[Entries of transcribed document text]
┄┄┄┄┄┄┄┄┄┄

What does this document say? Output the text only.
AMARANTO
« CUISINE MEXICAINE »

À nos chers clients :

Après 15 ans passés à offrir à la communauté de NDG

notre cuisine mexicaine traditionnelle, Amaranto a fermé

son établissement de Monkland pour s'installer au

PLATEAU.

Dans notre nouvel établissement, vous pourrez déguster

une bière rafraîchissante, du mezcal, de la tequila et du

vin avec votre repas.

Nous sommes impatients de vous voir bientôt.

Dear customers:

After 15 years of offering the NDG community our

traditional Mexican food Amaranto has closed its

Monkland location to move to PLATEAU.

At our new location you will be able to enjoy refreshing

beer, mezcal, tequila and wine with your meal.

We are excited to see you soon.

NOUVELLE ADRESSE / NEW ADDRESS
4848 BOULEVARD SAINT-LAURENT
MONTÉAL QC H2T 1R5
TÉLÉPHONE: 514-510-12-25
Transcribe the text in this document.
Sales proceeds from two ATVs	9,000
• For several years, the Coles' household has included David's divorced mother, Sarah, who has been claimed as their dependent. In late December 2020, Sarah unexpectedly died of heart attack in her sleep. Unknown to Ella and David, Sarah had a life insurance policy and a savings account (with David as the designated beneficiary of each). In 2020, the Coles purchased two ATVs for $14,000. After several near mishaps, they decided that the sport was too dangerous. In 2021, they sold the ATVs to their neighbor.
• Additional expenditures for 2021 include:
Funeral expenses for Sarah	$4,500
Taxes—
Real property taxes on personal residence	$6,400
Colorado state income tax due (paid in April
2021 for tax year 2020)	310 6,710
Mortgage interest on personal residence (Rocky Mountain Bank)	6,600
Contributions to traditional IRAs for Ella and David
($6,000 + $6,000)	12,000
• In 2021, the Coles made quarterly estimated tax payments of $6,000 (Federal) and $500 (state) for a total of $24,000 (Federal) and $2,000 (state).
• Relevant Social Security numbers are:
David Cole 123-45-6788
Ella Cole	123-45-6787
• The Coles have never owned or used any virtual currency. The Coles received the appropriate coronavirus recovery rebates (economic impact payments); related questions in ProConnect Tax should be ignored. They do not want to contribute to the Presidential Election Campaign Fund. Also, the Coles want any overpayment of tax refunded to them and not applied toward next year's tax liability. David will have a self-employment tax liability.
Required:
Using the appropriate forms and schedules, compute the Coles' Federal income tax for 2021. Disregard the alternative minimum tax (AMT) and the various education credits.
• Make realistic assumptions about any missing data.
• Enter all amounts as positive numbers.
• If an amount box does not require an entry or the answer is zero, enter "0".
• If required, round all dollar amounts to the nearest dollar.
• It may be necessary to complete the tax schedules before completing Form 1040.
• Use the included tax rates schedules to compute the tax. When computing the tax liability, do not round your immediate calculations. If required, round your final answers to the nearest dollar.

┄┄┄┄┄┄┄┄┄┄

(EXERCISE BRIEF) Produce the entries above once more, identical in every detail.

(WRITTEN RESPONSE)
What does this document say? Output the text only.
AMARANTO
« CUISINE MEXICAINE »

À nos chers clients :

Après 15 ans passés à offrir à la communauté de NDG

notre cuisine mexicaine traditionnelle, Amaranto a fermé

son établissement de Monkland pour s'installer au

PLATEAU.

Dans notre nouvel établissement, vous pourrez déguster

une bière rafraîchissante, du mezcal, de la tequila et du

vin avec votre repas.

Nous sommes impatients de vous voir bientôt.

Dear customers:

After 15 years of offering the NDG community our

traditional Mexican food Amaranto has closed its

Monkland location to move to PLATEAU.

At our new location you will be able to enjoy refreshing

beer, mezcal, tequila and wine with your meal.

We are excited to see you soon.

NOUVELLE ADRESSE / NEW ADDRESS
4848 BOULEVARD SAINT-LAURENT
MONTÉAL QC H2T 1R5
TÉLÉPHONE: 514-510-12-25
Transcribe the text in this document.
Sales proceeds from two ATVs	9,000
• For several years, the Coles' household has included David's divorced mother, Sarah, who has been claimed as their dependent. In late December 2020, Sarah unexpectedly died of heart attack in her sleep. Unknown to Ella and David, Sarah had a life insurance policy and a savings account (with David as the designated beneficiary of each). In 2020, the Coles purchased two ATVs for $14,000. After several near mishaps, they decided that the sport was too dangerous. In 2021, they sold the ATVs to their neighbor.
• Additional expenditures for 2021 include:
Funeral expenses for Sarah	$4,500
Taxes—
Real property taxes on personal residence	$6,400
Colorado state income tax due (paid in April
2021 for tax year 2020)	310 6,710
Mortgage interest on personal residence (Rocky Mountain Bank)	6,600
Contributions to traditional IRAs for Ella and David
($6,000 + $6,000)	12,000
• In 2021, the Coles made quarterly estimated tax payments of $6,000 (Federal) and $500 (state) for a total of $24,000 (Federal) and $2,000 (state).
• Relevant Social Security numbers are:
David Cole 123-45-6788
Ella Cole	123-45-6787
• The Coles have never owned or used any virtual currency. The Coles received the appropriate coronavirus recovery rebates (economic impact payments); related questions in ProConnect Tax should be ignored. They do not want to contribute to the Presidential Election Campaign Fund. Also, the Coles want any overpayment of tax refunded to them and not applied toward next year's tax liability. David will have a self-employment tax liability.
Required:
Using the appropriate forms and schedules, compute the Coles' Federal income tax for 2021. Disregard the alternative minimum tax (AMT) and the various education credits.
• Make realistic assumptions about any missing data.
• Enter all amounts as positive numbers.
• If an amount box does not require an entry or the answer is zero, enter "0".
• If required, round all dollar amounts to the nearest dollar.
• It may be necessary to complete the tax schedules before completing Form 1040.
• Use the included tax rates schedules to compute the tax. When computing the tax liability, do not round your immediate calculations. If required, round your final answers to the nearest dollar.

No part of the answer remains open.